Extracted material ->
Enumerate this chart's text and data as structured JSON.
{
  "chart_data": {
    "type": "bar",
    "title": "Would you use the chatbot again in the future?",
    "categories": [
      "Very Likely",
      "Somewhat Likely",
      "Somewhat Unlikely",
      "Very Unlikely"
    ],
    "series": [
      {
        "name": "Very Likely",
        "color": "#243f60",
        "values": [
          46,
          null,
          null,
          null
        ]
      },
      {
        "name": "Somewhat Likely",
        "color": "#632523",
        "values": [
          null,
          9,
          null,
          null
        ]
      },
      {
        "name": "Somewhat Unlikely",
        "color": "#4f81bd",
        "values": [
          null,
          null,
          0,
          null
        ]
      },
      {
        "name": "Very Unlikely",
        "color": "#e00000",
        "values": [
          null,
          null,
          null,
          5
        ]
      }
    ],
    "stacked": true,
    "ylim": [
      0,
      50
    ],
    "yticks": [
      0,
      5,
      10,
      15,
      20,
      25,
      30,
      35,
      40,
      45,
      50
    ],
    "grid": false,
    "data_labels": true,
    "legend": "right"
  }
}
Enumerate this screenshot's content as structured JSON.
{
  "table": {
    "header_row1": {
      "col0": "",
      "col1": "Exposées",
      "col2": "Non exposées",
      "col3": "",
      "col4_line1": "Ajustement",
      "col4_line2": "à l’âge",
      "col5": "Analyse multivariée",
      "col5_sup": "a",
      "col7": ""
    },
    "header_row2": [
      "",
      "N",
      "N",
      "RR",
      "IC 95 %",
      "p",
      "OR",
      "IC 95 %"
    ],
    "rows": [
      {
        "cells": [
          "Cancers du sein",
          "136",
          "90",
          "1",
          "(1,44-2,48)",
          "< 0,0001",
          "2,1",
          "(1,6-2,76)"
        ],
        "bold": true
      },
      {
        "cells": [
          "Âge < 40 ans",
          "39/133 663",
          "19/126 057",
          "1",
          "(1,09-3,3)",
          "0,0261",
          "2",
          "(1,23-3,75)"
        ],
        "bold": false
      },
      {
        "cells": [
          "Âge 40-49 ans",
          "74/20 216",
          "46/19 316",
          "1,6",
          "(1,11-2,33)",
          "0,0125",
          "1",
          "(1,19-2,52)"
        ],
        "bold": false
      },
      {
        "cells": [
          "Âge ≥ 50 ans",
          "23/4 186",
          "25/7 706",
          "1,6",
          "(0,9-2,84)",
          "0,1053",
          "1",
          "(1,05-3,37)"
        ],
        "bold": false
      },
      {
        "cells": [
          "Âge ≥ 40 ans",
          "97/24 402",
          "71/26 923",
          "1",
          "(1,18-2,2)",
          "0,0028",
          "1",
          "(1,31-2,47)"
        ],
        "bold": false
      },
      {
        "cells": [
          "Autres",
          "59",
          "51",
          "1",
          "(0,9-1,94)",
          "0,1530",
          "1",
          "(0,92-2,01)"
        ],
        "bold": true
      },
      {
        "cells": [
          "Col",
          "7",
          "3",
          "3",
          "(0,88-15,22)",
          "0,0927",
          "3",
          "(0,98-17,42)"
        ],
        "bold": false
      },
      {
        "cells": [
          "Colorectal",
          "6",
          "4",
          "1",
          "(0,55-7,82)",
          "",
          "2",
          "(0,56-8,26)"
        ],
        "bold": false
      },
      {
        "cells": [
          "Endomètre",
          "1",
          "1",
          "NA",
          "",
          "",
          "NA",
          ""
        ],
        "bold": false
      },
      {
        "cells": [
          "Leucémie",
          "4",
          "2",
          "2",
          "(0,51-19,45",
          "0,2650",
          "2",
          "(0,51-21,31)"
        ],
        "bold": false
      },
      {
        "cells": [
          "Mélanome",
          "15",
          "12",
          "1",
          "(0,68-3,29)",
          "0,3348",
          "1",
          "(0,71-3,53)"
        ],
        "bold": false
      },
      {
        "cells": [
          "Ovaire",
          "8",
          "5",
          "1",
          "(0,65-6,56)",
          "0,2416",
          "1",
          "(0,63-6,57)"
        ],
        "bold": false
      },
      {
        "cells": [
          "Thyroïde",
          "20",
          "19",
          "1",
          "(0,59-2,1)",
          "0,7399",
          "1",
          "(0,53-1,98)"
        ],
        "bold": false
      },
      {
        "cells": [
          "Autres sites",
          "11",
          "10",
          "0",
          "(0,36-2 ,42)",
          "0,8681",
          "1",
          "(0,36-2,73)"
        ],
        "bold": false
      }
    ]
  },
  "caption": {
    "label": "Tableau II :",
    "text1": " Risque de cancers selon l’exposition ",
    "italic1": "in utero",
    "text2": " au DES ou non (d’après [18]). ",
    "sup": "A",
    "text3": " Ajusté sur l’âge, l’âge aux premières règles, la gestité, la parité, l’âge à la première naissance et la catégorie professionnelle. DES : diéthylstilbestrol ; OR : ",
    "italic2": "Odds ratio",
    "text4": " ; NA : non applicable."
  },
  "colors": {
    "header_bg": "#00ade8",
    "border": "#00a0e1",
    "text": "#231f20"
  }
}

What the task asks ->
Every entry in the listing must be retyped exactly.

Response for this exercise ->
Enumerate this chart's text and data as structured JSON.
{
  "chart_data": {
    "type": "bar",
    "title": "Would you use the chatbot again in the future?",
    "categories": [
      "Very Likely",
      "Somewhat Likely",
      "Somewhat Unlikely",
      "Very Unlikely"
    ],
    "series": [
      {
        "name": "Very Likely",
        "color": "#243f60",
        "values": [
          46,
          null,
          null,
          null
        ]
      },
      {
        "name": "Somewhat Likely",
        "color": "#632523",
        "values": [
          null,
          9,
          null,
          null
        ]
      },
      {
        "name": "Somewhat Unlikely",
        "color": "#4f81bd",
        "values": [
          null,
          null,
          0,
          null
        ]
      },
      {
        "name": "Very Unlikely",
        "color": "#e00000",
        "values": [
          null,
          null,
          null,
          5
        ]
      }
    ],
    "stacked": true,
    "ylim": [
      0,
      50
    ],
    "yticks": [
      0,
      5,
      10,
      15,
      20,
      25,
      30,
      35,
      40,
      45,
      50
    ],
    "grid": false,
    "data_labels": true,
    "legend": "right"
  }
}
Enumerate this screenshot's content as structured JSON.
{
  "table": {
    "header_row1": {
      "col0": "",
      "col1": "Exposées",
      "col2": "Non exposées",
      "col3": "",
      "col4_line1": "Ajustement",
      "col4_line2": "à l’âge",
      "col5": "Analyse multivariée",
      "col5_sup": "a",
      "col7": ""
    },
    "header_row2": [
      "",
      "N",
      "N",
      "RR",
      "IC 95 %",
      "p",
      "OR",
      "IC 95 %"
    ],
    "rows": [
      {
        "cells": [
          "Cancers du sein",
          "136",
          "90",
          "1",
          "(1,44-2,48)",
          "< 0,0001",
          "2,1",
          "(1,6-2,76)"
        ],
        "bold": true
      },
      {
        "cells": [
          "Âge < 40 ans",
          "39/133 663",
          "19/126 057",
          "1",
          "(1,09-3,3)",
          "0,0261",
          "2",
          "(1,23-3,75)"
        ],
        "bold": false
      },
      {
        "cells": [
          "Âge 40-49 ans",
          "74/20 216",
          "46/19 316",
          "1,6",
          "(1,11-2,33)",
          "0,0125",
          "1",
          "(1,19-2,52)"
        ],
        "bold": false
      },
      {
        "cells": [
          "Âge ≥ 50 ans",
          "23/4 186",
          "25/7 706",
          "1,6",
          "(0,9-2,84)",
          "0,1053",
          "1",
          "(1,05-3,37)"
        ],
        "bold": false
      },
      {
        "cells": [
          "Âge ≥ 40 ans",
          "97/24 402",
          "71/26 923",
          "1",
          "(1,18-2,2)",
          "0,0028",
          "1",
          "(1,31-2,47)"
        ],
        "bold": false
      },
      {
        "cells": [
          "Autres",
          "59",
          "51",
          "1",
          "(0,9-1,94)",
          "0,1530",
          "1",
          "(0,92-2,01)"
        ],
        "bold": true
      },
      {
        "cells": [
          "Col",
          "7",
          "3",
          "3",
          "(0,88-15,22)",
          "0,0927",
          "3",
          "(0,98-17,42)"
        ],
        "bold": false
      },
      {
        "cells": [
          "Colorectal",
          "6",
          "4",
          "1",
          "(0,55-7,82)",
          "",
          "2",
          "(0,56-8,26)"
        ],
        "bold": false
      },
      {
        "cells": [
          "Endomètre",
          "1",
          "1",
          "NA",
          "",
          "",
          "NA",
          ""
        ],
        "bold": false
      },
      {
        "cells": [
          "Leucémie",
          "4",
          "2",
          "2",
          "(0,51-19,45",
          "0,2650",
          "2",
          "(0,51-21,31)"
        ],
        "bold": false
      },
      {
        "cells": [
          "Mélanome",
          "15",
          "12",
          "1",
          "(0,68-3,29)",
          "0,3348",
          "1",
          "(0,71-3,53)"
        ],
        "bold": false
      },
      {
        "cells": [
          "Ovaire",
          "8",
          "5",
          "1",
          "(0,65-6,56)",
          "0,2416",
          "1",
          "(0,63-6,57)"
        ],
        "bold": false
      },
      {
        "cells": [
          "Thyroïde",
          "20",
          "19",
          "1",
          "(0,59-2,1)",
          "0,7399",
          "1",
          "(0,53-1,98)"
        ],
        "bold": false
      },
      {
        "cells": [
          "Autres sites",
          "11",
          "10",
          "0",
          "(0,36-2 ,42)",
          "0,8681",
          "1",
          "(0,36-2,73)"
        ],
        "bold": false
      }
    ]
  },
  "caption": {
    "label": "Tableau II :",
    "text1": " Risque de cancers selon l’exposition ",
    "italic1": "in utero",
    "text2": " au DES ou non (d’après [18]). ",
    "sup": "A",
    "text3": " Ajusté sur l’âge, l’âge aux premières règles, la gestité, la parité, l’âge à la première naissance et la catégorie professionnelle. DES : diéthylstilbestrol ; OR : ",
    "italic2": "Odds ratio",
    "text4": " ; NA : non applicable."
  },
  "colors": {
    "header_bg": "#00ade8",
    "border": "#00a0e1",
    "text": "#231f20"
  }
}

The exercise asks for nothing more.